==== Material provided ====

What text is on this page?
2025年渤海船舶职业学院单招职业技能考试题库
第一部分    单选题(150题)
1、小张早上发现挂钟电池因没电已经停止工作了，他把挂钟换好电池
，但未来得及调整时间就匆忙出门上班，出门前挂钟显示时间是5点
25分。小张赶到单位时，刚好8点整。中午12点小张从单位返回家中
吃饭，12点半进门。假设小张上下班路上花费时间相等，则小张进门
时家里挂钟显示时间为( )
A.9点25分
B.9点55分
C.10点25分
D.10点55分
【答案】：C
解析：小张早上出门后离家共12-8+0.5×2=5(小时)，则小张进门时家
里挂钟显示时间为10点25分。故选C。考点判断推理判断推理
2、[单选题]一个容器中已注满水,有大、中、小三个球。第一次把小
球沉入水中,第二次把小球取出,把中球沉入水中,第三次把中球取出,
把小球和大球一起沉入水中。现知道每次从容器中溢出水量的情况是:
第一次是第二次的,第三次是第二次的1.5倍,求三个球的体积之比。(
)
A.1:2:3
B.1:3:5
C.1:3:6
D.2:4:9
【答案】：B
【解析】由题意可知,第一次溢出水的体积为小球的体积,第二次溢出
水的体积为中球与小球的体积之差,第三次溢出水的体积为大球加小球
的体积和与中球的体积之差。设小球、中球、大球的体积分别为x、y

====

**Exercise aim**
From the records above, please extract every line and repeat it exactly.

**Solution for this exercise**
What text is on this page?
2025年渤海船舶职业学院单招职业技能考试题库
第一部分    单选题(150题)
1、小张早上发现挂钟电池因没电已经停止工作了，他把挂钟换好电池
，但未来得及调整时间就匆忙出门上班，出门前挂钟显示时间是5点
25分。小张赶到单位时，刚好8点整。中午12点小张从单位返回家中
吃饭，12点半进门。假设小张上下班路上花费时间相等，则小张进门
时家里挂钟显示时间为( )
A.9点25分
B.9点55分
C.10点25分
D.10点55分
【答案】：C
解析：小张早上出门后离家共12-8+0.5×2=5(小时)，则小张进门时家
里挂钟显示时间为10点25分。故选C。考点判断推理判断推理
2、[单选题]一个容器中已注满水,有大、中、小三个球。第一次把小
球沉入水中,第二次把小球取出,把中球沉入水中,第三次把中球取出,
把小球和大球一起沉入水中。现知道每次从容器中溢出水量的情况是:
第一次是第二次的,第三次是第二次的1.5倍,求三个球的体积之比。(
)
A.1:2:3
B.1:3:5
C.1:3:6
D.2:4:9
【答案】：B
【解析】由题意可知,第一次溢出水的体积为小球的体积,第二次溢出
水的体积为中球与小球的体积之差,第三次溢出水的体积为大球加小球
的体积和与中球的体积之差。设小球、中球、大球的体积分别为x、y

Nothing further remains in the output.